▶ **GIVEN INSTRUCTION**: Filter the records below and copy every line containing the word "Area".

Data entries for graphics
□ □ □ □

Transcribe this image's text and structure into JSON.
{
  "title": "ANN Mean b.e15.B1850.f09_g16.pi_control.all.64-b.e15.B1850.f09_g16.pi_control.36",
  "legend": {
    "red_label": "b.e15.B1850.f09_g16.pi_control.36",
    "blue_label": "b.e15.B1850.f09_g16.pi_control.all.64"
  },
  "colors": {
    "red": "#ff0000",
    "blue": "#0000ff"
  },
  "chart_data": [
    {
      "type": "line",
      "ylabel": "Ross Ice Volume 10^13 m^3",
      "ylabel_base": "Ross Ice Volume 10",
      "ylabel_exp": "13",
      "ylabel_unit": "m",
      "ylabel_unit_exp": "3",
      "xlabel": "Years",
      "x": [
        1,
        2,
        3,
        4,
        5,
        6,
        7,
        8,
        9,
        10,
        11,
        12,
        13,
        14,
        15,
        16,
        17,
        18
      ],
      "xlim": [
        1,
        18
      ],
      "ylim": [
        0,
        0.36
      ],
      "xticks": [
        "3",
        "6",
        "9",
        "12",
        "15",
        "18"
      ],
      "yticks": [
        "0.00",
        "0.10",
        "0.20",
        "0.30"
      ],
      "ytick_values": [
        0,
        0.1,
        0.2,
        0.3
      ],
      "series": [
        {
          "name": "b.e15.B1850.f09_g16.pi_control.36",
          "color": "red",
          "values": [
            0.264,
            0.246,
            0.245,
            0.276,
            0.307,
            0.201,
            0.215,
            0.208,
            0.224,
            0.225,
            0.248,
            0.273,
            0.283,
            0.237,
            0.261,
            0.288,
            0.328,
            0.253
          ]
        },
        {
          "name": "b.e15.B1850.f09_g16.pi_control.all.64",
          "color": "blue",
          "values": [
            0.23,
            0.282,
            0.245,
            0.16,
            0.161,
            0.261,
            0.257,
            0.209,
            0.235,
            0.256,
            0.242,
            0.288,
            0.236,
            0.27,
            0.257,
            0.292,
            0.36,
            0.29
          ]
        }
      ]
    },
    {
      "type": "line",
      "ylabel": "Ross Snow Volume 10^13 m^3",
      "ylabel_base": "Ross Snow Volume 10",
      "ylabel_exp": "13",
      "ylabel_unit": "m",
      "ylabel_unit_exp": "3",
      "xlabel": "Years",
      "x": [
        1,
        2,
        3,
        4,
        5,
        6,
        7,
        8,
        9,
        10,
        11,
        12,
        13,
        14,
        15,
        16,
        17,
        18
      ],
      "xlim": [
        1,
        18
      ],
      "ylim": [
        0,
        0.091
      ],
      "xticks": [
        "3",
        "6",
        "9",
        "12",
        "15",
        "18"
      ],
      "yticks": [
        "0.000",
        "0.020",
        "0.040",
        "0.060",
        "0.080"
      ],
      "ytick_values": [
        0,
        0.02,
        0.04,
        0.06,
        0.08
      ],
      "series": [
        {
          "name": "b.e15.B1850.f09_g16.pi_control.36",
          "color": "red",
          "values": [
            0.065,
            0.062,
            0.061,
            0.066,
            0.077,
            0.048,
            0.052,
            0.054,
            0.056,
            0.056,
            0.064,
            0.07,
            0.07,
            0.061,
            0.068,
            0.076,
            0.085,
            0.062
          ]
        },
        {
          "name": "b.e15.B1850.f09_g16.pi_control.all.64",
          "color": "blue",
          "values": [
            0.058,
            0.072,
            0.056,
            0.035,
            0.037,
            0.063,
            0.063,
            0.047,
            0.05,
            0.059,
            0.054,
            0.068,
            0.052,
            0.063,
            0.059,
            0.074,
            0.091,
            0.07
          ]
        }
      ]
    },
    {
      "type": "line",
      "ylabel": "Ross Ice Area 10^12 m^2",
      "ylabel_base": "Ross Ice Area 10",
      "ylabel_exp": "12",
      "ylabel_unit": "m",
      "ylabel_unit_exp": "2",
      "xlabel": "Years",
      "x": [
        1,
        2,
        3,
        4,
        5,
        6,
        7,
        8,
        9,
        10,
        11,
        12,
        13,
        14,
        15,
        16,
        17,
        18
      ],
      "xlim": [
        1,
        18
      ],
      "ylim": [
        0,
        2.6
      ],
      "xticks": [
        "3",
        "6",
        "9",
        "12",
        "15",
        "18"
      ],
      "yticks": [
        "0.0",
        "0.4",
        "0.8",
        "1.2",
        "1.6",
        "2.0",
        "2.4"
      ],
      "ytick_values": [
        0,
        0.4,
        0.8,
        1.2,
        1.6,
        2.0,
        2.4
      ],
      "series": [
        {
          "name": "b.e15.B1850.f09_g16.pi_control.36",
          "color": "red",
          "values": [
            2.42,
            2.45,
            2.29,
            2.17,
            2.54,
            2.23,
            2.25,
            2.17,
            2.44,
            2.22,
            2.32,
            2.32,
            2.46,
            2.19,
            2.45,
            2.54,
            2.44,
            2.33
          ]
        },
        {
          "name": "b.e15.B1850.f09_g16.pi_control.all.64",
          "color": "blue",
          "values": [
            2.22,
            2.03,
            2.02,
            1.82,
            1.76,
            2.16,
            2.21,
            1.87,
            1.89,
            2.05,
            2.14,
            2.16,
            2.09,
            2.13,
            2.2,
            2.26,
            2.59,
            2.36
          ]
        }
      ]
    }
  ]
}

□ □ □ □

▶ **SOLUTION FOR THIS TASK**:
      "ylabel": "Ross Ice Area 10^12 m^2",
      "ylabel_base": "Ross Ice Area 10",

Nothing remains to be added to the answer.